PROBLEM TO WORK ON — Give the data again exactly as written, skipping any pictures.

RAW DATA —
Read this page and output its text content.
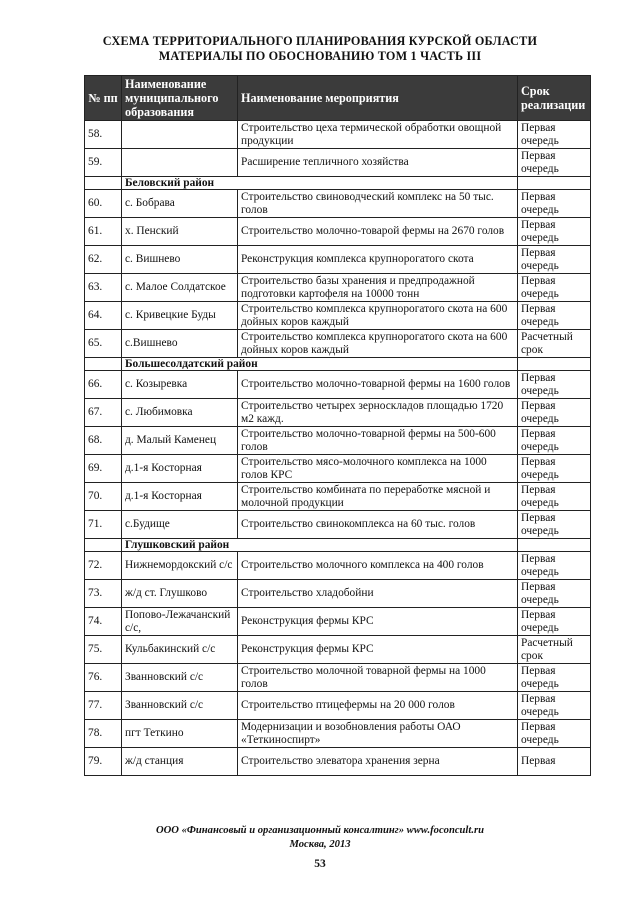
СХЕМА ТЕРРИТОРИАЛЬНОГО ПЛАНИРОВАНИЯ КУРСКОЙ ОБЛАСТИ
МАТЕРИАЛЫ ПО ОБОСНОВАНИЮ ТОМ 1 ЧАСТЬ III
№ пп	Наименование муниципального образования	Наименование мероприятия	Срок реализации
58.		Строительство цеха термической обработки овощной продукции	Первая очередь
59.		Расширение тепличного хозяйства	Первая очередь
	Беловский район		
60.	с. Бобрава	Строительство свиноводческий комплекс на 50 тыс. голов	Первая очередь
61.	х. Пенский	Строительство молочно-товарой фермы на 2670 голов	Первая очередь
62.	с. Вишнево	Реконструкция комплекса крупнорогатого скота	Первая очередь
63.	с. Малое Солдатское	Строительство базы хранения и предпродажной подготовки картофеля на 10000 тонн	Первая очередь
64.	с. Кривецкие Буды	Строительство комплекса крупнорогатого скота на 600 дойных коров каждый	Первая очередь
65.	с.Вишнево	Строительство комплекса крупнорогатого скота на 600 дойных коров каждый	Расчетный срок
	Большесолдатский район		
66.	с. Козыревка	Строительство молочно-товарной фермы на 1600 голов	Первая очередь
67.	с. Любимовка	Строительство четырех зерноскладов площадью 1720 м2 кажд.	Первая очередь
68.	д. Малый Каменец	Строительство молочно-товарной фермы на 500-600 голов	Первая очередь
69.	д.1-я Косторная	Строительство мясо-молочного комплекса на 1000 голов КРС	Первая очередь
70.	д.1-я Косторная	Строительство комбината по переработке мясной и молочной продукции	Первая очередь
71.	с.Будище	Строительство свинокомплекса на 60 тыс. голов	Первая очередь
	Глушковский район		
72.	Нижнемордокский с/с	Строительство молочного комплекса на 400 голов	Первая очередь
73.	ж/д ст. Глушково	Строительство хладобойни	Первая очередь
74.	Попово-Лежачанский с/с,	Реконструкция фермы КРС	Первая очередь
75.	Кульбакинский с/с	Реконструкция фермы КРС	Расчетный срок
76.	Званновский с/с	Строительство молочной товарной фермы на 1000 голов	Первая очередь
77.	Званновский с/с	Строительство птицефермы на 20 000 голов	Первая очередь
78.	пгт Теткино	Модернизации и возобновления работы ОАО «Теткиноспирт»	Первая очередь
79.	ж/д станция	Строительство элеватора хранения зерна	Первая
ООО «Финансовый и организационный консалтинг» www.foconcult.ru
Москва, 2013
53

RESPONSE TO THE TASK —
Read this page and output its text content.
СХЕМА ТЕРРИТОРИАЛЬНОГО ПЛАНИРОВАНИЯ КУРСКОЙ ОБЛАСТИ
МАТЕРИАЛЫ ПО ОБОСНОВАНИЮ ТОМ 1 ЧАСТЬ III
№ пп	Наименование муниципального образования	Наименование мероприятия	Срок реализации
58.		Строительство цеха термической обработки овощной продукции	Первая очередь
59.		Расширение тепличного хозяйства	Первая очередь
	Беловский район		
60.	с. Бобрава	Строительство свиноводческий комплекс на 50 тыс. голов	Первая очередь
61.	х. Пенский	Строительство молочно-товарой фермы на 2670 голов	Первая очередь
62.	с. Вишнево	Реконструкция комплекса крупнорогатого скота	Первая очередь
63.	с. Малое Солдатское	Строительство базы хранения и предпродажной подготовки картофеля на 10000 тонн	Первая очередь
64.	с. Кривецкие Буды	Строительство комплекса крупнорогатого скота на 600 дойных коров каждый	Первая очередь
65.	с.Вишнево	Строительство комплекса крупнорогатого скота на 600 дойных коров каждый	Расчетный срок
	Большесолдатский район		
66.	с. Козыревка	Строительство молочно-товарной фермы на 1600 голов	Первая очередь
67.	с. Любимовка	Строительство четырех зерноскладов площадью 1720 м2 кажд.	Первая очередь
68.	д. Малый Каменец	Строительство молочно-товарной фермы на 500-600 голов	Первая очередь
69.	д.1-я Косторная	Строительство мясо-молочного комплекса на 1000 голов КРС	Первая очередь
70.	д.1-я Косторная	Строительство комбината по переработке мясной и молочной продукции	Первая очередь
71.	с.Будище	Строительство свинокомплекса на 60 тыс. голов	Первая очередь
	Глушковский район		
72.	Нижнемордокский с/с	Строительство молочного комплекса на 400 голов	Первая очередь
73.	ж/д ст. Глушково	Строительство хладобойни	Первая очередь
74.	Попово-Лежачанский с/с,	Реконструкция фермы КРС	Первая очередь
75.	Кульбакинский с/с	Реконструкция фермы КРС	Расчетный срок
76.	Званновский с/с	Строительство молочной товарной фермы на 1000 голов	Первая очередь
77.	Званновский с/с	Строительство птицефермы на 20 000 голов	Первая очередь
78.	пгт Теткино	Модернизации и возобновления работы ОАО «Теткиноспирт»	Первая очередь
79.	ж/д станция	Строительство элеватора хранения зерна	Первая
ООО «Финансовый и организационный консалтинг» www.foconcult.ru
Москва, 2013
53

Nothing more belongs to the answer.